Dataset excerpt
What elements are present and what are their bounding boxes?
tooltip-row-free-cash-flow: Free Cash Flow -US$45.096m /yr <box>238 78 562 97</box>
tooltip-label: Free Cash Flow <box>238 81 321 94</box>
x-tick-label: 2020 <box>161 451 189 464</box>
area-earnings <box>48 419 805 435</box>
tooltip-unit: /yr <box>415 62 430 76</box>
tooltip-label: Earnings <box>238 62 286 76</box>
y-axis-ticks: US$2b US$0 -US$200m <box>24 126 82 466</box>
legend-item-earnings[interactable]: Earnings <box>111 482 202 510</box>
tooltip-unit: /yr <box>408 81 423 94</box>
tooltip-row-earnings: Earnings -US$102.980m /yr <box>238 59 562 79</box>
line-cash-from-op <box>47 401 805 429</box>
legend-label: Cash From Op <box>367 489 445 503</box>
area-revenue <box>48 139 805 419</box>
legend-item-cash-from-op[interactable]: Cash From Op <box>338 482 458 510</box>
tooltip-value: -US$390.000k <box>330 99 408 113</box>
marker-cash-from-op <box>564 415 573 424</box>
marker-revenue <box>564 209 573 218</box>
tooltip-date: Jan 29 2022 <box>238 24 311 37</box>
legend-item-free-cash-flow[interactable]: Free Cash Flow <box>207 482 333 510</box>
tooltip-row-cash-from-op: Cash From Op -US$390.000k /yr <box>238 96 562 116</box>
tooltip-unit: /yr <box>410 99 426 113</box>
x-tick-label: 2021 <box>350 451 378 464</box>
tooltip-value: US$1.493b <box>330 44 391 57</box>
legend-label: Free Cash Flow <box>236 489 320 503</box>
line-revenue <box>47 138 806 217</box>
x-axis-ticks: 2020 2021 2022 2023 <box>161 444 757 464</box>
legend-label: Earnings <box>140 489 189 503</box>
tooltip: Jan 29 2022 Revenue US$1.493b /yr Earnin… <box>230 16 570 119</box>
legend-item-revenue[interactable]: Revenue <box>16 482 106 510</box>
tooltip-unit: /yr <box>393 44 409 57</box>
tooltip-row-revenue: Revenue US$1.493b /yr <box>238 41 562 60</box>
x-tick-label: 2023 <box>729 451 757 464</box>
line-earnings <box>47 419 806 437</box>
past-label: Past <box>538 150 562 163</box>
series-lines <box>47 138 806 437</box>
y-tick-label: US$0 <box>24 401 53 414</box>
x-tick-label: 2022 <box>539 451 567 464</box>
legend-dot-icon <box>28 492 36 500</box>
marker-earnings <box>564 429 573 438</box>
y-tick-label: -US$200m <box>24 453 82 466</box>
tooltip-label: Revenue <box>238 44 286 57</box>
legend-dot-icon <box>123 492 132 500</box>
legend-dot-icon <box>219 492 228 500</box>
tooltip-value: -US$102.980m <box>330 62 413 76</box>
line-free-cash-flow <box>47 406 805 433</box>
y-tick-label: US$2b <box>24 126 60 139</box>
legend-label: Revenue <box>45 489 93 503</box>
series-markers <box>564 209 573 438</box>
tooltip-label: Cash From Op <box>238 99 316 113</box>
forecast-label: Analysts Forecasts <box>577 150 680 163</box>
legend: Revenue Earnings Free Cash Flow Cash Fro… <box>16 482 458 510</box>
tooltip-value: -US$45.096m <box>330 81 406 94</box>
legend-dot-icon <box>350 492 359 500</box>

◆ **Task brief**
Reproduce all of the material above line for line, without altering anything.

◆ **Written solution**
What elements are present and what are their bounding boxes?
tooltip-row-free-cash-flow: Free Cash Flow -US$45.096m /yr <box>238 78 562 97</box>
tooltip-label: Free Cash Flow <box>238 81 321 94</box>
x-tick-label: 2020 <box>161 451 189 464</box>
area-earnings <box>48 419 805 435</box>
tooltip-unit: /yr <box>415 62 430 76</box>
tooltip-label: Earnings <box>238 62 286 76</box>
y-axis-ticks: US$2b US$0 -US$200m <box>24 126 82 466</box>
legend-item-earnings[interactable]: Earnings <box>111 482 202 510</box>
tooltip-unit: /yr <box>408 81 423 94</box>
tooltip-row-earnings: Earnings -US$102.980m /yr <box>238 59 562 79</box>
line-cash-from-op <box>47 401 805 429</box>
legend-label: Cash From Op <box>367 489 445 503</box>
area-revenue <box>48 139 805 419</box>
legend-item-cash-from-op[interactable]: Cash From Op <box>338 482 458 510</box>
tooltip-value: -US$390.000k <box>330 99 408 113</box>
marker-cash-from-op <box>564 415 573 424</box>
marker-revenue <box>564 209 573 218</box>
tooltip-date: Jan 29 2022 <box>238 24 311 37</box>
legend-item-free-cash-flow[interactable]: Free Cash Flow <box>207 482 333 510</box>
tooltip-row-cash-from-op: Cash From Op -US$390.000k /yr <box>238 96 562 116</box>
tooltip-unit: /yr <box>410 99 426 113</box>
x-tick-label: 2021 <box>350 451 378 464</box>
tooltip-value: US$1.493b <box>330 44 391 57</box>
legend-label: Free Cash Flow <box>236 489 320 503</box>
line-revenue <box>47 138 806 217</box>
x-axis-ticks: 2020 2021 2022 2023 <box>161 444 757 464</box>
legend-label: Earnings <box>140 489 189 503</box>
tooltip: Jan 29 2022 Revenue US$1.493b /yr Earnin… <box>230 16 570 119</box>
legend-item-revenue[interactable]: Revenue <box>16 482 106 510</box>
tooltip-unit: /yr <box>393 44 409 57</box>
tooltip-row-revenue: Revenue US$1.493b /yr <box>238 41 562 60</box>
x-tick-label: 2023 <box>729 451 757 464</box>
line-earnings <box>47 419 806 437</box>
past-label: Past <box>538 150 562 163</box>
series-lines <box>47 138 806 437</box>
y-tick-label: US$0 <box>24 401 53 414</box>
x-tick-label: 2022 <box>539 451 567 464</box>
legend-dot-icon <box>28 492 36 500</box>
marker-earnings <box>564 429 573 438</box>
y-tick-label: -US$200m <box>24 453 82 466</box>
tooltip-label: Revenue <box>238 44 286 57</box>
legend-dot-icon <box>123 492 132 500</box>
legend-dot-icon <box>219 492 228 500</box>
tooltip-value: -US$102.980m <box>330 62 413 76</box>
line-free-cash-flow <box>47 406 805 433</box>
y-tick-label: US$2b <box>24 126 60 139</box>
legend-label: Revenue <box>45 489 93 503</box>
series-markers <box>564 209 573 438</box>
tooltip-label: Cash From Op <box>238 99 316 113</box>
forecast-label: Analysts Forecasts <box>577 150 680 163</box>
legend: Revenue Earnings Free Cash Flow Cash Fro… <box>16 482 458 510</box>
tooltip-value: -US$45.096m <box>330 81 406 94</box>
legend-dot-icon <box>350 492 359 500</box>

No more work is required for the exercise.